> EXERCISE BRIEF
Give the entries again exactly, every one of them.

> STORED RECORDS
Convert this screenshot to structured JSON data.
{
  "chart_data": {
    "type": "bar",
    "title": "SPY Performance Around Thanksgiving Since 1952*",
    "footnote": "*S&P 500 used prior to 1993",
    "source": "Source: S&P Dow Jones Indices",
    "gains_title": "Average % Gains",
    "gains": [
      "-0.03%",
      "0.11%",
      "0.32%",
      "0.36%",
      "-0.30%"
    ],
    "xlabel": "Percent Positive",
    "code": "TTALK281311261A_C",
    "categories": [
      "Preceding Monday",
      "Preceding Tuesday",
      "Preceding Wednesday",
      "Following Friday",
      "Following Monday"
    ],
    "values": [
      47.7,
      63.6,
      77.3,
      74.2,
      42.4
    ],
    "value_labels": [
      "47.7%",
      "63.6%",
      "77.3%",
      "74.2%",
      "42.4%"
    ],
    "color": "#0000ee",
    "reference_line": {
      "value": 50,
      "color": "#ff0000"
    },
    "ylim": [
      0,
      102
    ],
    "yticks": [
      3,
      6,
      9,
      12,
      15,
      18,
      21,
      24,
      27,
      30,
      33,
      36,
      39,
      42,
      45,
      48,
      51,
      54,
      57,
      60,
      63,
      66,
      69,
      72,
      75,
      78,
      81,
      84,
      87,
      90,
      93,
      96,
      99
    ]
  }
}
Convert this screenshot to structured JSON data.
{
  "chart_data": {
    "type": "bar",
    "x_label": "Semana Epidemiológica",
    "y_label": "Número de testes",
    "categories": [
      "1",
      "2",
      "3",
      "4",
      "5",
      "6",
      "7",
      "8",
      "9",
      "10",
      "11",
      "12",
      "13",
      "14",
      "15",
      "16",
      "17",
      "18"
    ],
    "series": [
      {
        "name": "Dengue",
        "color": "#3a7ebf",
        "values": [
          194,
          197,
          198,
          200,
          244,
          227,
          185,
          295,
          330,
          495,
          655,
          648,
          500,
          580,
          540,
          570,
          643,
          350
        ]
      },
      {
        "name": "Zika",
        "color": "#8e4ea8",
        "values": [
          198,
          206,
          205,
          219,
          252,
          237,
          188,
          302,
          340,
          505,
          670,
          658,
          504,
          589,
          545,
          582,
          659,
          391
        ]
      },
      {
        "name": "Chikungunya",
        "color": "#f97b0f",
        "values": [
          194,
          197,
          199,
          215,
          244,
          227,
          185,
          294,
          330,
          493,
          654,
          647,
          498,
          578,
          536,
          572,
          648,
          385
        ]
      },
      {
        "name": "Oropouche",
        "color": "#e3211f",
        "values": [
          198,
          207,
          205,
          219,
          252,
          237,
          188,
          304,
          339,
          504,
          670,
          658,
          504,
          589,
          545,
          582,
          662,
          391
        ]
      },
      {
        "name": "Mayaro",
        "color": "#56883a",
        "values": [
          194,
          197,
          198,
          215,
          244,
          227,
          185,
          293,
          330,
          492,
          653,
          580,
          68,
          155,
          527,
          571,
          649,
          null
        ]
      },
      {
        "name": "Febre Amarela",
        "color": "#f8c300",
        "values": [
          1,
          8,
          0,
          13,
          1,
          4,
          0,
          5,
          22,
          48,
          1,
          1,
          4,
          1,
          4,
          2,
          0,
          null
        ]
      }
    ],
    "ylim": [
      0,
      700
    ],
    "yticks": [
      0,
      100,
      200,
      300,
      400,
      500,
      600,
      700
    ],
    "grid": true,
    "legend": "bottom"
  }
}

> RESULT OF THIS TASK
Convert this screenshot to structured JSON data.
{
  "chart_data": {
    "type": "bar",
    "title": "SPY Performance Around Thanksgiving Since 1952*",
    "footnote": "*S&P 500 used prior to 1993",
    "source": "Source: S&P Dow Jones Indices",
    "gains_title": "Average % Gains",
    "gains": [
      "-0.03%",
      "0.11%",
      "0.32%",
      "0.36%",
      "-0.30%"
    ],
    "xlabel": "Percent Positive",
    "code": "TTALK281311261A_C",
    "categories": [
      "Preceding Monday",
      "Preceding Tuesday",
      "Preceding Wednesday",
      "Following Friday",
      "Following Monday"
    ],
    "values": [
      47.7,
      63.6,
      77.3,
      74.2,
      42.4
    ],
    "value_labels": [
      "47.7%",
      "63.6%",
      "77.3%",
      "74.2%",
      "42.4%"
    ],
    "color": "#0000ee",
    "reference_line": {
      "value": 50,
      "color": "#ff0000"
    },
    "ylim": [
      0,
      102
    ],
    "yticks": [
      3,
      6,
      9,
      12,
      15,
      18,
      21,
      24,
      27,
      30,
      33,
      36,
      39,
      42,
      45,
      48,
      51,
      54,
      57,
      60,
      63,
      66,
      69,
      72,
      75,
      78,
      81,
      84,
      87,
      90,
      93,
      96,
      99
    ]
  }
}
Convert this screenshot to structured JSON data.
{
  "chart_data": {
    "type": "bar",
    "x_label": "Semana Epidemiológica",
    "y_label": "Número de testes",
    "categories": [
      "1",
      "2",
      "3",
      "4",
      "5",
      "6",
      "7",
      "8",
      "9",
      "10",
      "11",
      "12",
      "13",
      "14",
      "15",
      "16",
      "17",
      "18"
    ],
    "series": [
      {
        "name": "Dengue",
        "color": "#3a7ebf",
        "values": [
          194,
          197,
          198,
          200,
          244,
          227,
          185,
          295,
          330,
          495,
          655,
          648,
          500,
          580,
          540,
          570,
          643,
          350
        ]
      },
      {
        "name": "Zika",
        "color": "#8e4ea8",
        "values": [
          198,
          206,
          205,
          219,
          252,
          237,
          188,
          302,
          340,
          505,
          670,
          658,
          504,
          589,
          545,
          582,
          659,
          391
        ]
      },
      {
        "name": "Chikungunya",
        "color": "#f97b0f",
        "values": [
          194,
          197,
          199,
          215,
          244,
          227,
          185,
          294,
          330,
          493,
          654,
          647,
          498,
          578,
          536,
          572,
          648,
          385
        ]
      },
      {
        "name": "Oropouche",
        "color": "#e3211f",
        "values": [
          198,
          207,
          205,
          219,
          252,
          237,
          188,
          304,
          339,
          504,
          670,
          658,
          504,
          589,
          545,
          582,
          662,
          391
        ]
      },
      {
        "name": "Mayaro",
        "color": "#56883a",
        "values": [
          194,
          197,
          198,
          215,
          244,
          227,
          185,
          293,
          330,
          492,
          653,
          580,
          68,
          155,
          527,
          571,
          649,
          null
        ]
      },
      {
        "name": "Febre Amarela",
        "color": "#f8c300",
        "values": [
          1,
          8,
          0,
          13,
          1,
          4,
          0,
          5,
          22,
          48,
          1,
          1,
          4,
          1,
          4,
          2,
          0,
          null
        ]
      }
    ],
    "ylim": [
      0,
      700
    ],
    "yticks": [
      0,
      100,
      200,
      300,
      400,
      500,
      600,
      700
    ],
    "grid": true,
    "legend": "bottom"
  }
}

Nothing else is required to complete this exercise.